**Exercise:**
Pick out the lines below with "Camerafi" and list them.

**Entries provided:**
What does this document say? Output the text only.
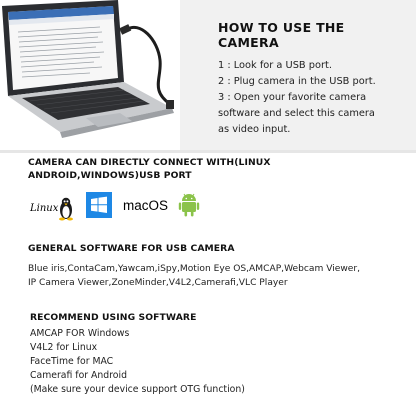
HOW TO USE THE CAMERA
1 : Look for a USB port.
2 : Plug camera in the USB port.
3 : Open your favorite camera
software and select this camera
as video input.
CAMERA CAN DIRECTLY CONNECT WITH(LINUX
ANDROID,WINDOWS)USB PORT
Linux	macOS
GENERAL SOFTWARE FOR USB CAMERA
Blue iris,ContaCam,Yawcam,iSpy,Motion Eye OS,AMCAP,Webcam Viewer,
IP Camera Viewer,ZoneMinder,V4L2,Camerafi,VLC Player
RECOMMEND USING SOFTWARE
AMCAP FOR Windows
V4L2 for Linux
FaceTime for MAC
Camerafi for Android
(Make sure your device support OTG function)
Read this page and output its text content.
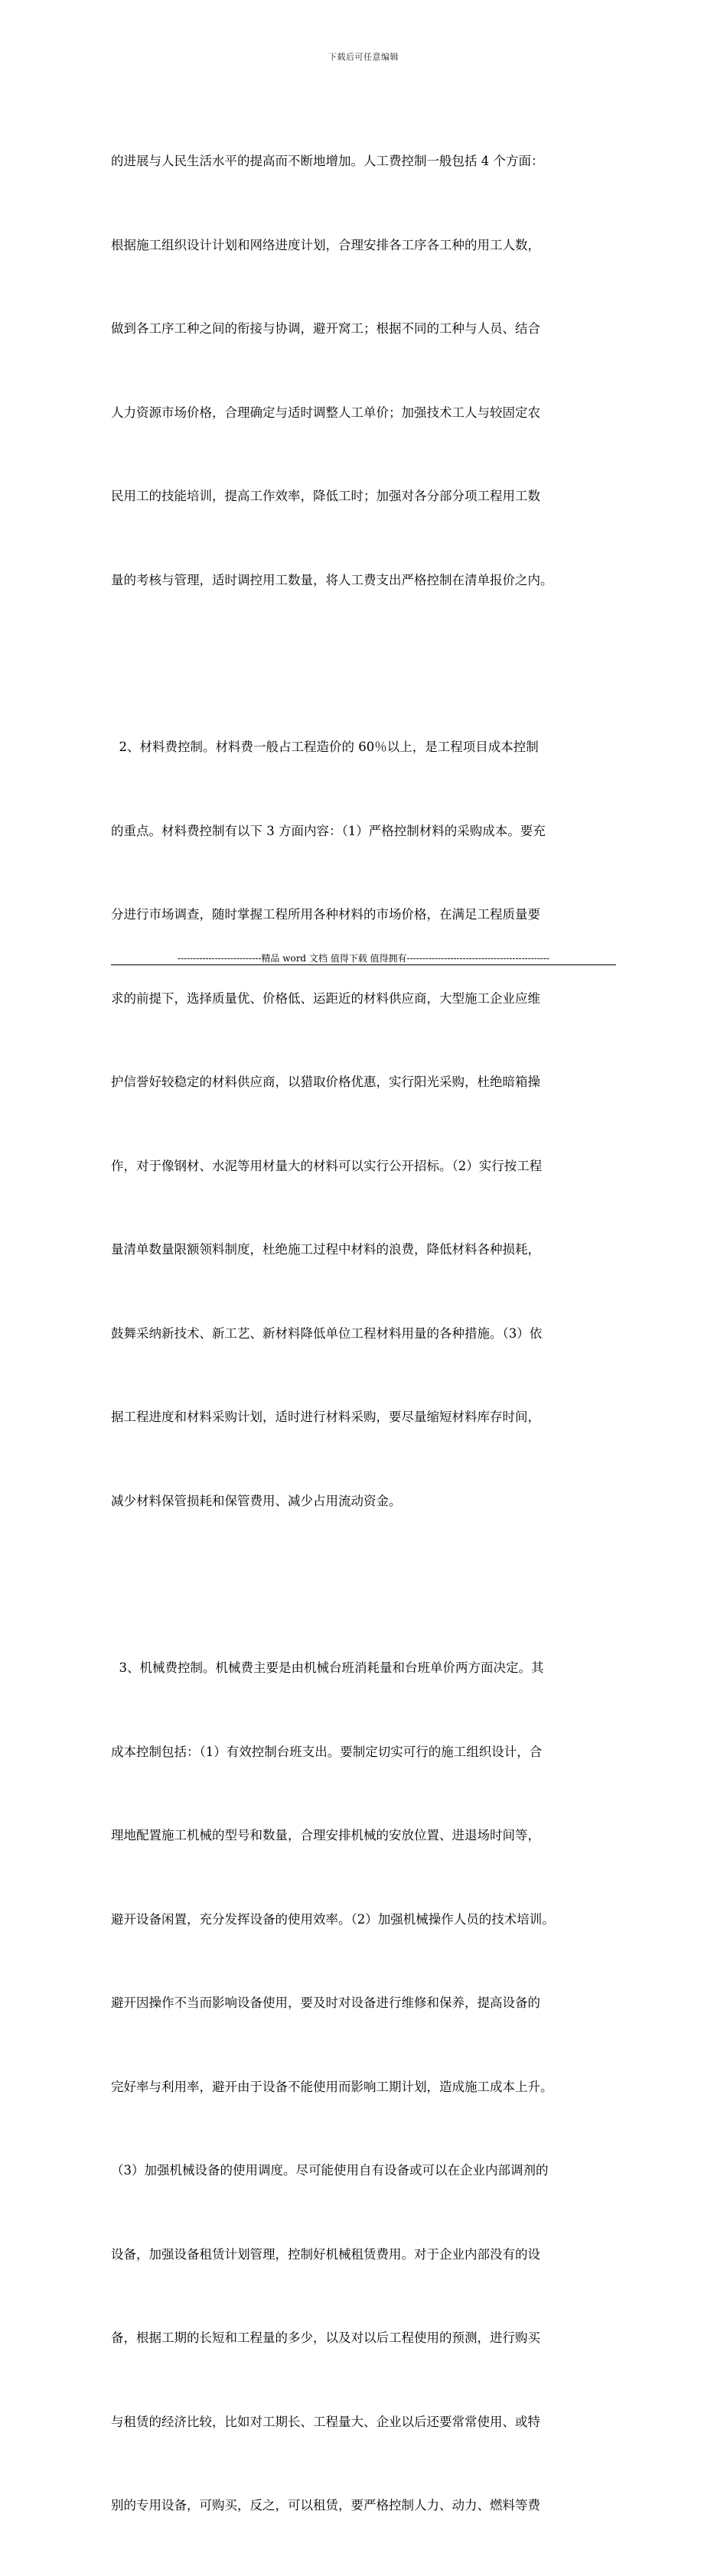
下载后可任意编辑

的进展与人民生活水平的提高而不断地增加。人工费控制一般包括 4 个方面：

根据施工组织设计计划和网络进度计划，合理安排各工序各工种的用工人数，

做到各工序工种之间的衔接与协调，避开窝工；根据不同的工种与人员、结合

人力资源市场价格，合理确定与适时调整人工单价；加强技术工人与较固定农

民用工的技能培训，提高工作效率，降低工时；加强对各分部分项工程用工数

量的考核与管理，适时调控用工数量，将人工费支出严格控制在清单报价之内。

2、材料费控制。材料费一般占工程造价的 60％以上，是工程项目成本控制

的重点。材料费控制有以下 3 方面内容：（1）严格控制材料的采购成本。要充

分进行市场调查，随时掌握工程所用各种材料的市场价格，在满足工程质量要

求的前提下，选择质量优、价格低、运距近的材料供应商，大型施工企业应维

护信誉好较稳定的材料供应商，以猎取价格优惠，实行阳光采购，杜绝暗箱操

作，对于像钢材、水泥等用材量大的材料可以实行公开招标。（2）实行按工程

量清单数量限额领料制度，杜绝施工过程中材料的浪费，降低材料各种损耗，

鼓舞采纳新技术、新工艺、新材料降低单位工程材料用量的各种措施。（3）依

据工程进度和材料采购计划，适时进行材料采购，要尽量缩短材料库存时间，

减少材料保管损耗和保管费用、减少占用流动资金。

3、机械费控制。机械费主要是由机械台班消耗量和台班单价两方面决定。其

成本控制包括：（1）有效控制台班支出。要制定切实可行的施工组织设计，合

理地配置施工机械的型号和数量，合理安排机械的安放位置、进退场时间等，

避开设备闲置，充分发挥设备的使用效率。（2）加强机械操作人员的技术培训。

避开因操作不当而影响设备使用，要及时对设备进行维修和保养，提高设备的

完好率与利用率，避开由于设备不能使用而影响工期计划，造成施工成本上升。

（3）加强机械设备的使用调度。尽可能使用自有设备或可以在企业内部调剂的

设备，加强设备租赁计划管理，控制好机械租赁费用。对于企业内部没有的设

备，根据工期的长短和工程量的多少，以及对以后工程使用的预测，进行购买

与租赁的经济比较，比如对工期长、工程量大、企业以后还要常常使用、或特

别的专用设备，可购买，反之，可以租赁，要严格控制人力、动力、燃料等费

---------------------------精品 word 文档 值得下载 值得拥有----------------------------------------------
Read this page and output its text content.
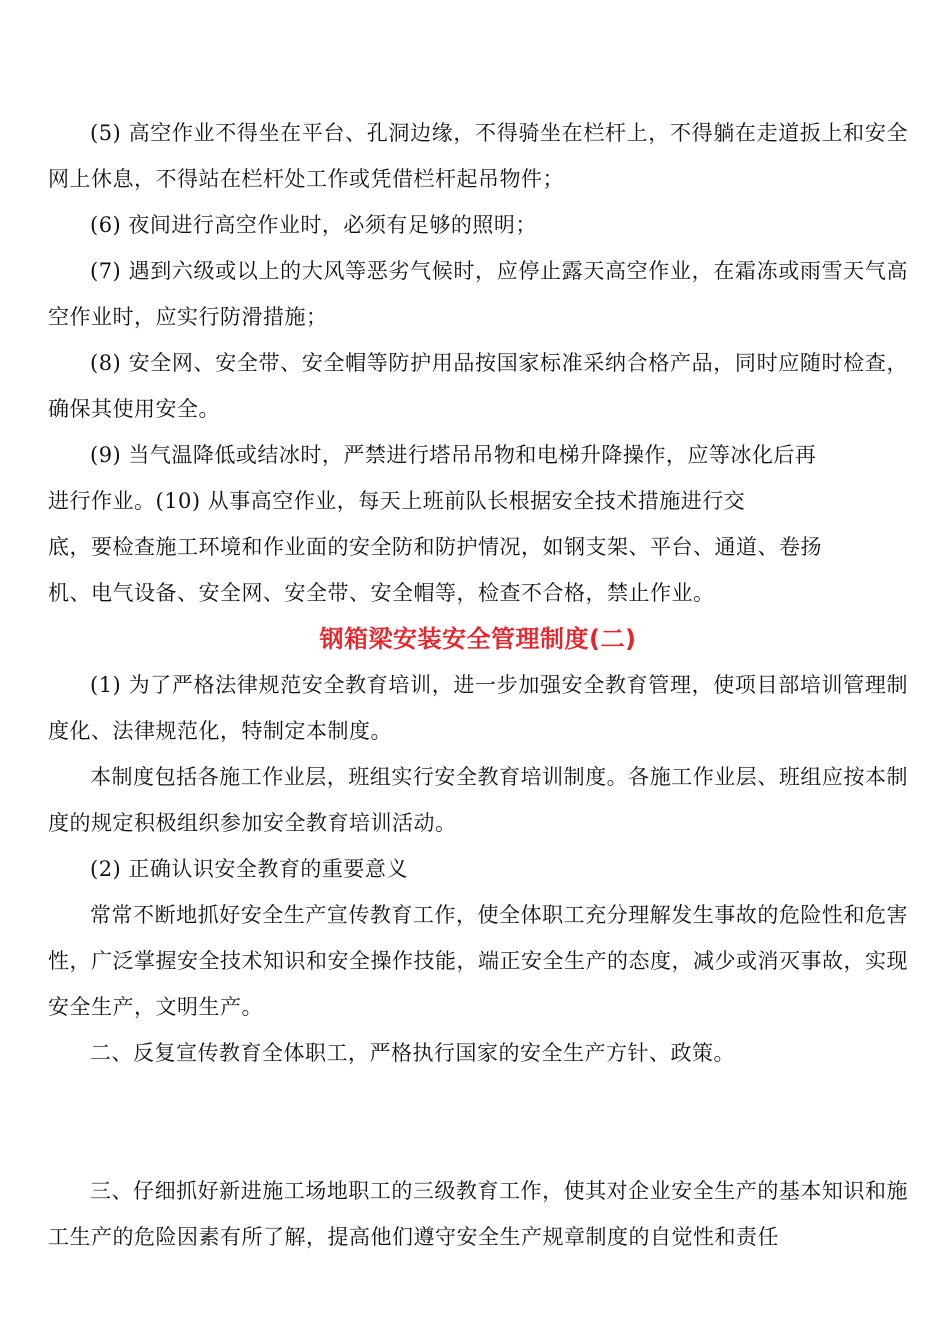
(5) 高空作业不得坐在平台、孔洞边缘，不得骑坐在栏杆上，不得躺在走道扳上和安全网上休息，不得站在栏杆处工作或凭借栏杆起吊物件；

(6) 夜间进行高空作业时，必须有足够的照明；

(7) 遇到六级或以上的大风等恶劣气候时，应停止露天高空作业，在霜冻或雨雪天气高空作业时，应实行防滑措施；

(8) 安全网、安全带、安全帽等防护用品按国家标准采纳合格产品，同时应随时检查，确保其使用安全。

(9) 当气温降低或结冰时，严禁进行塔吊吊物和电梯升降操作，应等冰化后再
进行作业。(10) 从事高空作业，每天上班前队长根据安全技术措施进行交
底，要检查施工环境和作业面的安全防和防护情况，如钢支架、平台、通道、卷扬
机、电气设备、安全网、安全带、安全帽等，检查不合格，禁止作业。
钢箱梁安装安全管理制度(二)

(1) 为了严格法律规范安全教育培训，进一步加强安全教育管理，使项目部培训管理制度化、法律规范化，特制定本制度。

本制度包括各施工作业层，班组实行安全教育培训制度。各施工作业层、班组应按本制度的规定积极组织参加安全教育培训活动。

(2) 正确认识安全教育的重要意义

常常不断地抓好安全生产宣传教育工作，使全体职工充分理解发生事故的危险性和危害性，广泛掌握安全技术知识和安全操作技能，端正安全生产的态度，减少或消灭事故，实现安全生产，文明生产。

二、反复宣传教育全体职工，严格执行国家的安全生产方针、政策。

三、仔细抓好新进施工场地职工的三级教育工作，使其对企业安全生产的基本知识和施工生产的危险因素有所了解，提高他们遵守安全生产规章制度的自觉性和责任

**Output below:**
IP Camera Viewer,ZoneMinder,V4L2,Camerafi,VLC Player
Camerafi for Android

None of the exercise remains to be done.